→ Exercises to complete
- 1) Please summarize the article on contraceptive apps in two sentences.
- 2) Answer these questions from the article on contraceptive apps:
(a) How long is the prescription that the reviewing doctor or nurse practitioner writes?
(b) In a handful of states, whose clinician can a woman have a video visit with instead?
(c) Besides women already taking the birth control pill, who else is offered these services?
- 3) Reproduce the stretch of the article on contraceptive apps from "Thanks to game-changing" through "an oral contraceptive." word for word.

→ Document extract

============

While the issue of whether to allow hormonal contraceptives to be sold over the counter continues to be a political lightning rod, an access-improving development has quietly taken root without attracting controversy: An array of new apps and websites now make it possible for women to obtain prescription contraceptives in many states without having to schedule a doctor’s appointment.
Thanks to game-changing program offerings from Nurx, Maven, Lemonaid, Virtuwell andPrjkt Ruby, women can answer questions about their health online or by video; the information is then reviewed by a doctor or nurse practitioner who will write a three-month prescription for oral contraceptives that patients can pick up at a nearby pharmacy or in some cases have delivered right to their homes. These services are offered to women who are currently taking the birth control pill as well as those who have no prior experience with it. As an alternative, in a handful of states, you can have a video visit with a Planned Parenthood clinician who can then prescribe you an oral contraceptive.

============

→ Supplied records
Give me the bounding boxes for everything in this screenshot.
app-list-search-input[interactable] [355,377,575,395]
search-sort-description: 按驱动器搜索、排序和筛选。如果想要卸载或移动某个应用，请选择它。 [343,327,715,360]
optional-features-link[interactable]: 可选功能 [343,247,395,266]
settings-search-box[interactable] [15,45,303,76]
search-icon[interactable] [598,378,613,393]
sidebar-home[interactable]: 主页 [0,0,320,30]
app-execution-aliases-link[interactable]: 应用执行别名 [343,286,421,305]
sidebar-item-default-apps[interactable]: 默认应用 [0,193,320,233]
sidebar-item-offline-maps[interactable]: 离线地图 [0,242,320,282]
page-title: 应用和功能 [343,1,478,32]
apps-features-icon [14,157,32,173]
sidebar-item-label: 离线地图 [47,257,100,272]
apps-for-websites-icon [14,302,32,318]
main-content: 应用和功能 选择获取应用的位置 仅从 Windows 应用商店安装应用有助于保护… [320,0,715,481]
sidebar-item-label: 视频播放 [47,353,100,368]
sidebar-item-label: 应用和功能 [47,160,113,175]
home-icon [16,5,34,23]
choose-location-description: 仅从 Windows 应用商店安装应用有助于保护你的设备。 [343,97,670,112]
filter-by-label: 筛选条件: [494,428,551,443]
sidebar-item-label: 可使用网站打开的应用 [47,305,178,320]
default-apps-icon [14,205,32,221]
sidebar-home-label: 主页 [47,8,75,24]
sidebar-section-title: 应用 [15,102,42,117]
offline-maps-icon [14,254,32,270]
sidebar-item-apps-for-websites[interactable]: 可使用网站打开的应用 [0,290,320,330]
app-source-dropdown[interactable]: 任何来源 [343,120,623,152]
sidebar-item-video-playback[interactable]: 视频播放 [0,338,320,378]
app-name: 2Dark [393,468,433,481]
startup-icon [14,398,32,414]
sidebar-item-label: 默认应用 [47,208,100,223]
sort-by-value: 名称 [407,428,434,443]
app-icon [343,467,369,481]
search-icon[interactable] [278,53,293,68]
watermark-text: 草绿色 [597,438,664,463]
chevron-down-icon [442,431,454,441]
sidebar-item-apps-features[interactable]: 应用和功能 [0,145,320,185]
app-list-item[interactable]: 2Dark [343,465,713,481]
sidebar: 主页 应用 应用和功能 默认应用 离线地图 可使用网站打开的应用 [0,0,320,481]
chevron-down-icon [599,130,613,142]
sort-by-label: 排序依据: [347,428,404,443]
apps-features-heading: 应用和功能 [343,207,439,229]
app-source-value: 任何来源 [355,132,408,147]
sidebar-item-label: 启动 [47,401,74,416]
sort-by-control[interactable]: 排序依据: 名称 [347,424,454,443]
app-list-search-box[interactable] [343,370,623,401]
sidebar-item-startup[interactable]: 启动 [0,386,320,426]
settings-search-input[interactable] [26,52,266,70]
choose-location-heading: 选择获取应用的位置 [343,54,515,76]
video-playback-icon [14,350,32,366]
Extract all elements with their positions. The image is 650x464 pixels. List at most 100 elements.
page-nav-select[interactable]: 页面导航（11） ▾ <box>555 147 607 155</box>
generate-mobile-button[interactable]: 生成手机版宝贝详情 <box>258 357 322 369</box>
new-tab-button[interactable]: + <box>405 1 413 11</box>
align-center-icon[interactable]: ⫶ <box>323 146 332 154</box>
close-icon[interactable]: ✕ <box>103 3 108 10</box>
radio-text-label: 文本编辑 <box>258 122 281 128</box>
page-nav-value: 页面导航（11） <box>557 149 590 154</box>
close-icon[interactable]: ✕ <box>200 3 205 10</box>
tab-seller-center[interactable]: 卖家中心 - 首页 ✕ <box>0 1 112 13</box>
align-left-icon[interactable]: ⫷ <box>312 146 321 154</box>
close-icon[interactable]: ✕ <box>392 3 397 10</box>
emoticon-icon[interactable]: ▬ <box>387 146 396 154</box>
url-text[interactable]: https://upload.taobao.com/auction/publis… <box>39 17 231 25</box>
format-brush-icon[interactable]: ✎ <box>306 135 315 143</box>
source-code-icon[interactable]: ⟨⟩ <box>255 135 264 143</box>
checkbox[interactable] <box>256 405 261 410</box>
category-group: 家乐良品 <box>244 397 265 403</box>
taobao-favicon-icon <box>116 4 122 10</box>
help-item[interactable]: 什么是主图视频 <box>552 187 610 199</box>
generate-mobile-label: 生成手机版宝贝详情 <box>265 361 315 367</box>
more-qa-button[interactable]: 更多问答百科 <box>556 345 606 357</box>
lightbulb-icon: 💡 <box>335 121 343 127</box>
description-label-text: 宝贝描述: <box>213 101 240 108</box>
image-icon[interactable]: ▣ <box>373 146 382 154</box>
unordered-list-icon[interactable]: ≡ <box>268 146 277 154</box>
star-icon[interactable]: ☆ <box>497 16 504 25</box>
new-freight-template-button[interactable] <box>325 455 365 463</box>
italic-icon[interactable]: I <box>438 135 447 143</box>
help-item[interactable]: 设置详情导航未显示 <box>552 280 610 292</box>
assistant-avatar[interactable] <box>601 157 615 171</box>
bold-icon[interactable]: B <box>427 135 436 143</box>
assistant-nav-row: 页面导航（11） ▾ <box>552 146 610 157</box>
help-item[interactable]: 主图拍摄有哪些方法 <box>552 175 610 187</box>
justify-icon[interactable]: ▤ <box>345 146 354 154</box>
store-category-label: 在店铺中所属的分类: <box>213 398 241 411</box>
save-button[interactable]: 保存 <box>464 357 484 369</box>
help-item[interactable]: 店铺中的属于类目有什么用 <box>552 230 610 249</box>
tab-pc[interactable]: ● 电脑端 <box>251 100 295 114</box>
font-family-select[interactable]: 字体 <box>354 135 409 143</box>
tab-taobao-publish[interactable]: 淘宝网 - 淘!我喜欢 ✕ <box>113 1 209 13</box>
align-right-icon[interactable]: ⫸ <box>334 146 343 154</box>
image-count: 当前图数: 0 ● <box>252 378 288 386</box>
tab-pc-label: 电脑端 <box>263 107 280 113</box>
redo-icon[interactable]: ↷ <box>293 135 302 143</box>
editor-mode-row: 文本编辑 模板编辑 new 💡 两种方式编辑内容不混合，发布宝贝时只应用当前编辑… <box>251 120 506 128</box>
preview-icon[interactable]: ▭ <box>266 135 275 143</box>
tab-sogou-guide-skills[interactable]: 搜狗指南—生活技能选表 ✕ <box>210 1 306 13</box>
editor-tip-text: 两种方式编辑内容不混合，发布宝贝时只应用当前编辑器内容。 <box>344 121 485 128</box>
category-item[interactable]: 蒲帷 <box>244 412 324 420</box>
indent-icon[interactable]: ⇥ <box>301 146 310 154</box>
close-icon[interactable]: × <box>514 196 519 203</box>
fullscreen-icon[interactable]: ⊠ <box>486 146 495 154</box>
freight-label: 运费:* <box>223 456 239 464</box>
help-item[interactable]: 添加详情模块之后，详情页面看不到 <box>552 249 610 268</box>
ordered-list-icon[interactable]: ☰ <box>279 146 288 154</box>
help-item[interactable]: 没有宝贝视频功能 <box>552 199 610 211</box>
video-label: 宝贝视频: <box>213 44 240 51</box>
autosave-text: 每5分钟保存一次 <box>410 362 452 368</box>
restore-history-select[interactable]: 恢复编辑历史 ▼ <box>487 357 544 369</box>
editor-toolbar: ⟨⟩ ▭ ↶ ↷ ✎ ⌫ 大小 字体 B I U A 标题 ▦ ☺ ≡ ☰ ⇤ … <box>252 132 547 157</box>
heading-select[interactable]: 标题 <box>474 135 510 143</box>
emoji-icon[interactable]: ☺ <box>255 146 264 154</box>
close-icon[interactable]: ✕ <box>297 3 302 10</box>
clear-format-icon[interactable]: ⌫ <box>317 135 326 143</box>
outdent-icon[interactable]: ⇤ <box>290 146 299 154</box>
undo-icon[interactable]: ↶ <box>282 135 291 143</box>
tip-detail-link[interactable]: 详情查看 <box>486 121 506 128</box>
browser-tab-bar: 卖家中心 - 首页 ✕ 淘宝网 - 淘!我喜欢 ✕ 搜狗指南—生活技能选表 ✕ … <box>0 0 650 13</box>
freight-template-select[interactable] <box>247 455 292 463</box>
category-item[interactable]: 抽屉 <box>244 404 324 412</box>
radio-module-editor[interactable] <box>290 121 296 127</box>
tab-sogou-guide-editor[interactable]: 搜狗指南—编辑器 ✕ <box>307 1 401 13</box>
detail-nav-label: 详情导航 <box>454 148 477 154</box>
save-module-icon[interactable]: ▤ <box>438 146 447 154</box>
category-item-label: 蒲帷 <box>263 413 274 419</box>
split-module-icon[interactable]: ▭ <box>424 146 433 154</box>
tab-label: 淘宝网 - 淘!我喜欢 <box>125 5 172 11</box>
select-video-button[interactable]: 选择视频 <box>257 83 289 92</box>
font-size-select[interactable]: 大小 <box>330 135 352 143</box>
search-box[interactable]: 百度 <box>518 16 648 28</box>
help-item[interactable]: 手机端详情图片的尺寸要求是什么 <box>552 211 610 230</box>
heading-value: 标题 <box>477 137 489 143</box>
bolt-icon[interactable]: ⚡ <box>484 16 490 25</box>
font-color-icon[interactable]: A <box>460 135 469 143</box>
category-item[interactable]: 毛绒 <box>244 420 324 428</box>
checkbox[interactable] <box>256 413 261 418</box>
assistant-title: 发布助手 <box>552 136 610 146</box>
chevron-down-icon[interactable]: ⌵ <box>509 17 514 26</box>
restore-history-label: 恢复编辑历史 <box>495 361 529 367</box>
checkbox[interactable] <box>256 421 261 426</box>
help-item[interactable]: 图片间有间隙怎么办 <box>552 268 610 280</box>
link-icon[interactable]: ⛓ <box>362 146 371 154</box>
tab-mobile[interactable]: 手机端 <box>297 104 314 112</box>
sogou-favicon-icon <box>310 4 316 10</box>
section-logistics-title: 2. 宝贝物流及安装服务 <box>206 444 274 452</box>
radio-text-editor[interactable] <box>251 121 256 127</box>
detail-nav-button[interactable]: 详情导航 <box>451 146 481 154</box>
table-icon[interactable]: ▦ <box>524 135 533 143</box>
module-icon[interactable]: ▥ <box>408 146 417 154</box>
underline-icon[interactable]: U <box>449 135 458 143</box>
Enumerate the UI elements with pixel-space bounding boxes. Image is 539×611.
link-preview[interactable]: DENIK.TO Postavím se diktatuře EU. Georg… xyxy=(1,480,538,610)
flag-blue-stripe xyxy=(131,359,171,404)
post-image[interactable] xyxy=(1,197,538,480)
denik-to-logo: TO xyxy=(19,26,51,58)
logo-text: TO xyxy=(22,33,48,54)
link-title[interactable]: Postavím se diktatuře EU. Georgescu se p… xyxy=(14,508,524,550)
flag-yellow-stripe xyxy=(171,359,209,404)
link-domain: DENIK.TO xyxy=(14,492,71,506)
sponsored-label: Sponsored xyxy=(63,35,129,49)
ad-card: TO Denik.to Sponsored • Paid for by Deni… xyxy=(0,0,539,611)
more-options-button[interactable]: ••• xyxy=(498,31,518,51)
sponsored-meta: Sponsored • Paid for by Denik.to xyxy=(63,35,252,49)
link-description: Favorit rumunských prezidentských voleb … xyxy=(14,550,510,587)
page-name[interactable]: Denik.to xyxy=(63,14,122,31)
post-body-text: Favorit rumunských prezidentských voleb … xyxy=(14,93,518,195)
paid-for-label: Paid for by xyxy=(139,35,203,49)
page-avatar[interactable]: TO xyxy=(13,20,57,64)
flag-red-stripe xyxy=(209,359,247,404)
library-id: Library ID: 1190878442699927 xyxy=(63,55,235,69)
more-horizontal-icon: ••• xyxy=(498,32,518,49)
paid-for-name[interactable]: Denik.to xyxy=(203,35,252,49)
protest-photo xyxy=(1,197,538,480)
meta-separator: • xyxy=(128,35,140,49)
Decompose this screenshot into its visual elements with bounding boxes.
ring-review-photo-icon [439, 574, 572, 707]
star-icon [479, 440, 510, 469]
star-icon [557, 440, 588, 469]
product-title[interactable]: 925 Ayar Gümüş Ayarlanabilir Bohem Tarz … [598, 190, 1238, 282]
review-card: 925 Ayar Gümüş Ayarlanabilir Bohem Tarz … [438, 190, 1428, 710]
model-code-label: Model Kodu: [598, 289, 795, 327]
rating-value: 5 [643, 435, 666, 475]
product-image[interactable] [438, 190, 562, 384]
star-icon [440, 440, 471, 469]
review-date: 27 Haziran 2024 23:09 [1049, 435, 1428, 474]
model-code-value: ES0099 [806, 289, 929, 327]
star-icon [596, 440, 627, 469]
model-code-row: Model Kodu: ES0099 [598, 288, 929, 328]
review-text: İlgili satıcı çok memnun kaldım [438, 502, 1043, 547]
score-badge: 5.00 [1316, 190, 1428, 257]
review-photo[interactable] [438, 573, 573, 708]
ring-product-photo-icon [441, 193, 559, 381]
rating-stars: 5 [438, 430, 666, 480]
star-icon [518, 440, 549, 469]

============

→ Answers to the tasks
- 1) Without drawing controversy, new apps and websites now let women in many states get prescription contraceptives without scheduling a doctor's appointment. Women answer health questions online or by video, and a doctor or nurse practitioner reviews the answers and writes a three-month prescription for oral contraceptives that can be picked up at a pharmacy or sometimes delivered.

- 2)
(a) Three months.
(b) A Planned Parenthood clinician.
(c) Women with no prior experience with the pill.

- 3)
Thanks to game-changing program offerings from Nurx, Maven, Lemonaid, Virtuwell andPrjkt Ruby, women can answer questions about their health online or by video; the information is then reviewed by a doctor or nurse practitioner who will write a three-month prescription for oral contraceptives that patients can pick up at a nearby pharmacy or in some cases have delivered right to their homes. These services are offered to women who are currently taking the birth control pill as well as those who have no prior experience with it. As an alternative, in a handful of states, you can have a video visit with a Planned Parenthood clinician who can then prescribe you an oral contraceptive.